**What the task requires**
Starting at the line that has "q2-option-a: A. 多普勒效应、干涉现象、衍射现象、反射现象" and stopping after the line that has "series-label-0: m₂ <box>129 795 153 816</box>", rewrite those lines with "xt-graph-svg" swapped for "xt-chart-svg" and nothing else changed.

Boxed element entries:
— Start —

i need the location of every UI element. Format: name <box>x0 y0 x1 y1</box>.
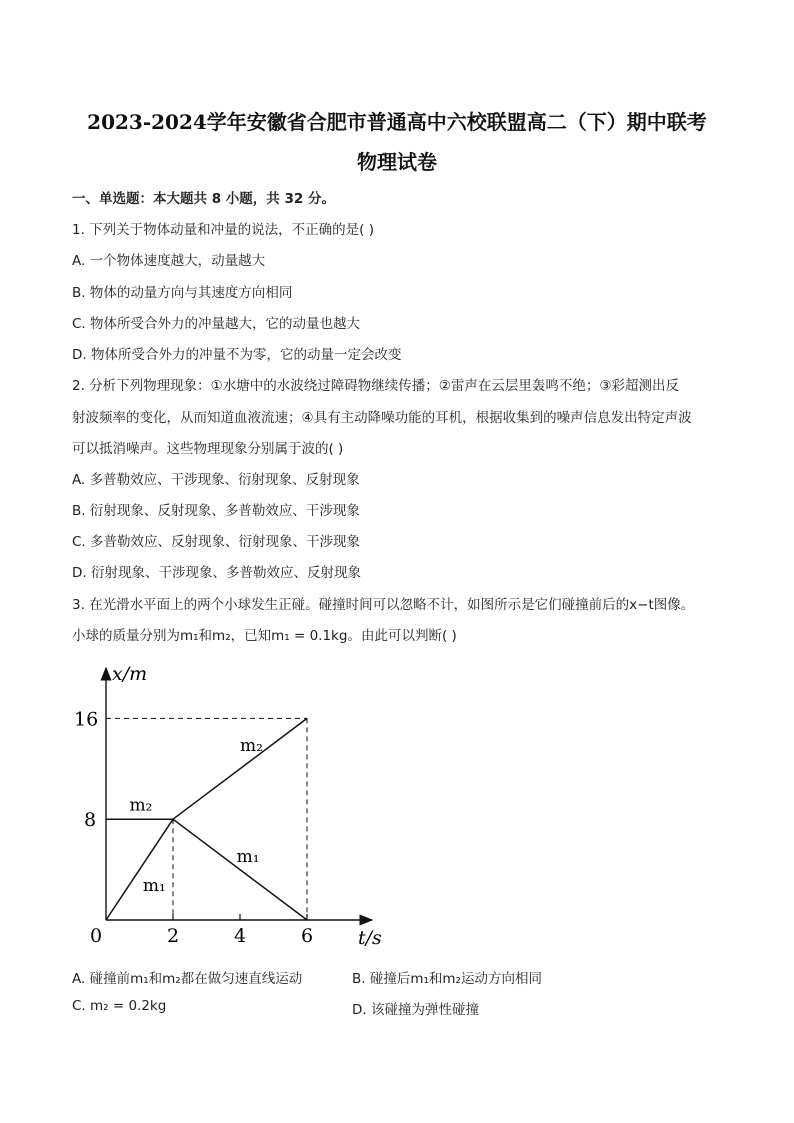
q2-option-a: A. 多普勒效应、干涉现象、衍射现象、反射现象 <box>72 472 360 488</box>
xt-graph-svg <box>74 660 398 960</box>
q3-option-a: A. 碰撞前m₁和m₂都在做匀速直线运动 <box>72 971 303 987</box>
series-line-3 <box>173 819 307 920</box>
x-axis-label: t/s <box>358 927 382 949</box>
q3-stem-line-1: 3. 在光滑水平面上的两个小球发生正碰。碰撞时间可以忽略不计，如图所示是它们碰撞前后的x−t图像。 <box>72 597 695 613</box>
y-tick-label-0: 8 <box>84 809 97 832</box>
y-tick-label-1: 16 <box>74 708 99 731</box>
q2-option-d: D. 衍射现象、干涉现象、多普勒效应、反射现象 <box>72 565 361 581</box>
q1-stem: 1. 下列关于物体动量和冲量的说法，不正确的是( ) <box>72 222 374 238</box>
x-tick-label-2: 4 <box>234 925 247 947</box>
q1-option-d: D. 物体所受合外力的冲量不为零，它的动量一定会改变 <box>72 347 402 363</box>
series-line-2 <box>173 718 307 819</box>
q3-stem-line-2: 小球的质量分别为m₁和m₂，已知m₁ = 0.1kg。由此可以判断( ) <box>72 628 457 644</box>
series-label-0: m₂ <box>129 795 153 816</box>
series-label-1: m₁ <box>142 876 166 897</box>
q2-stem-line-2: 射波频率的变化，从而知道血液流速；④具有主动降噪功能的耳机，根据收集到的噪声信息发出特定声波 <box>72 410 692 426</box>
q2-stem-line-3: 可以抵消噪声。这些物理现象分别属于波的( ) <box>72 441 344 457</box>
x-tick-label-0: 0 <box>90 925 103 947</box>
page-subtitle: 物理试卷 <box>357 150 437 174</box>
q2-option-b: B. 衍射现象、反射现象、多普勒效应、干涉现象 <box>72 503 360 519</box>
series-line-1 <box>106 819 173 920</box>
q1-option-a: A. 一个物体速度越大，动量越大 <box>72 253 266 269</box>
q1-option-c: C. 物体所受合外力的冲量越大，它的动量也越大 <box>72 316 361 332</box>
q3-option-b: B. 碰撞后m₁和m₂运动方向相同 <box>352 971 542 987</box>
q2-stem-line-1: 2. 分析下列物理现象：①水塘中的水波绕过障碍物继续传播；②雷声在云层里轰鸣不绝；③彩超测出反 <box>72 378 679 394</box>
q1-option-b: B. 物体的动量方向与其速度方向相同 <box>72 285 293 301</box>
x-tick-label-1: 2 <box>167 925 180 947</box>
x-tick-label-3: 6 <box>301 925 314 947</box>
series-label-3: m₁ <box>236 847 260 868</box>
xt-graph <box>74 660 398 964</box>
section-heading: 一、单选题：本大题共 8 小题，共 32 分。 <box>72 191 335 207</box>
q2-option-c: C. 多普勒效应、反射现象、衍射现象、干涉现象 <box>72 534 361 550</box>
y-axis-label: x/m <box>112 663 148 685</box>
q3-option-d: D. 该碰撞为弹性碰撞 <box>352 1002 479 1018</box>
page-title: 2023-2024学年安徽省合肥市普通高中六校联盟高二（下）期中联考 <box>87 110 707 134</box>
series-label-2: m₂ <box>240 736 263 757</box>
q3-option-c: C. m₂ = 0.2kg <box>72 998 167 1014</box>
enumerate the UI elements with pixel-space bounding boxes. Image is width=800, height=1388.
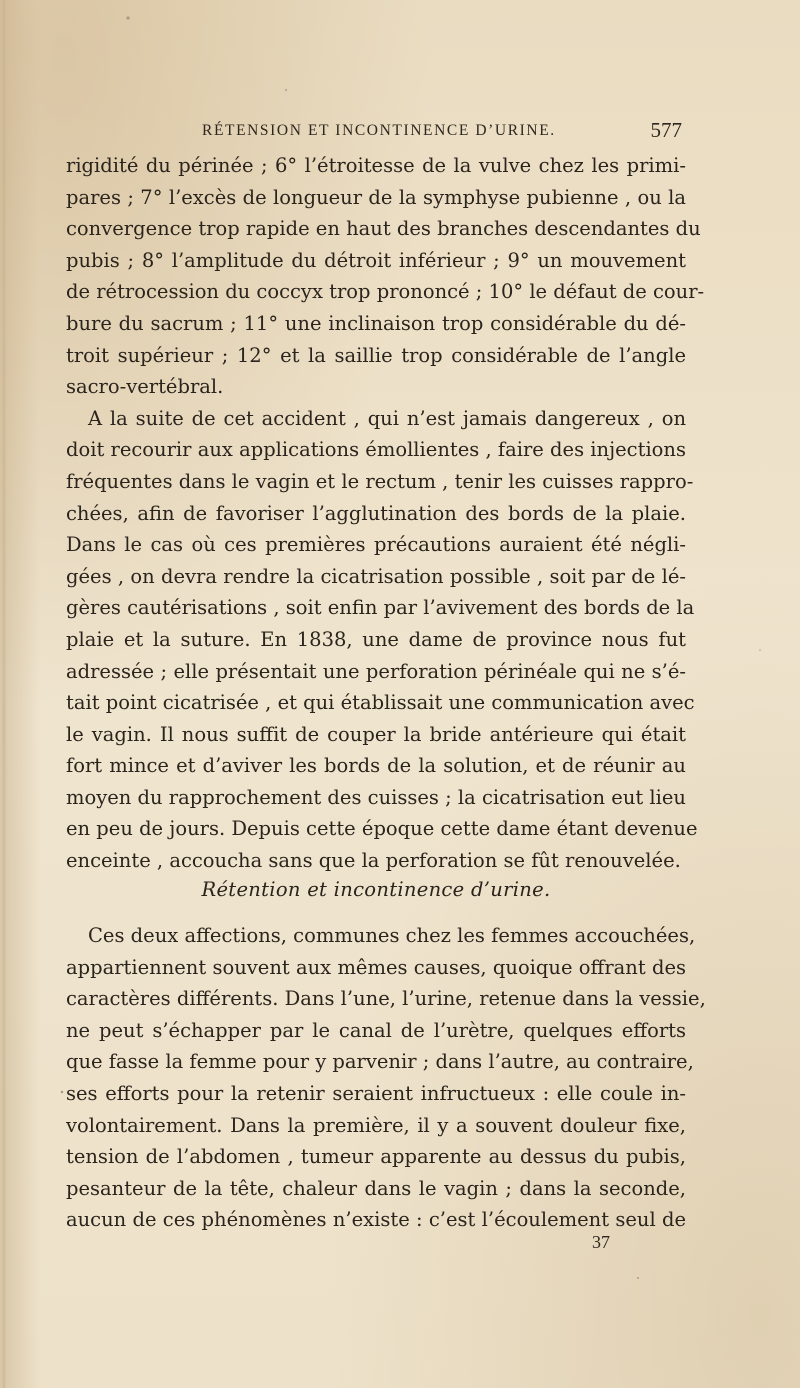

— End —

**Response below**
q2-option-a: A. 多普勒效应、干涉现象、衍射现象、反射现象 <box>72 472 360 488</box>
xt-chart-svg <box>74 660 398 960</box>
q3-option-a: A. 碰撞前m₁和m₂都在做匀速直线运动 <box>72 971 303 987</box>
series-line-3 <box>173 819 307 920</box>
x-axis-label: t/s <box>358 927 382 949</box>
q3-stem-line-1: 3. 在光滑水平面上的两个小球发生正碰。碰撞时间可以忽略不计，如图所示是它们碰撞前后的x−t图像。 <box>72 597 695 613</box>
y-tick-label-0: 8 <box>84 809 97 832</box>
y-tick-label-1: 16 <box>74 708 99 731</box>
q2-option-d: D. 衍射现象、干涉现象、多普勒效应、反射现象 <box>72 565 361 581</box>
q1-stem: 1. 下列关于物体动量和冲量的说法，不正确的是( ) <box>72 222 374 238</box>
x-tick-label-2: 4 <box>234 925 247 947</box>
q1-option-d: D. 物体所受合外力的冲量不为零，它的动量一定会改变 <box>72 347 402 363</box>
series-line-2 <box>173 718 307 819</box>
q3-stem-line-2: 小球的质量分别为m₁和m₂，已知m₁ = 0.1kg。由此可以判断( ) <box>72 628 457 644</box>
series-label-0: m₂ <box>129 795 153 816</box>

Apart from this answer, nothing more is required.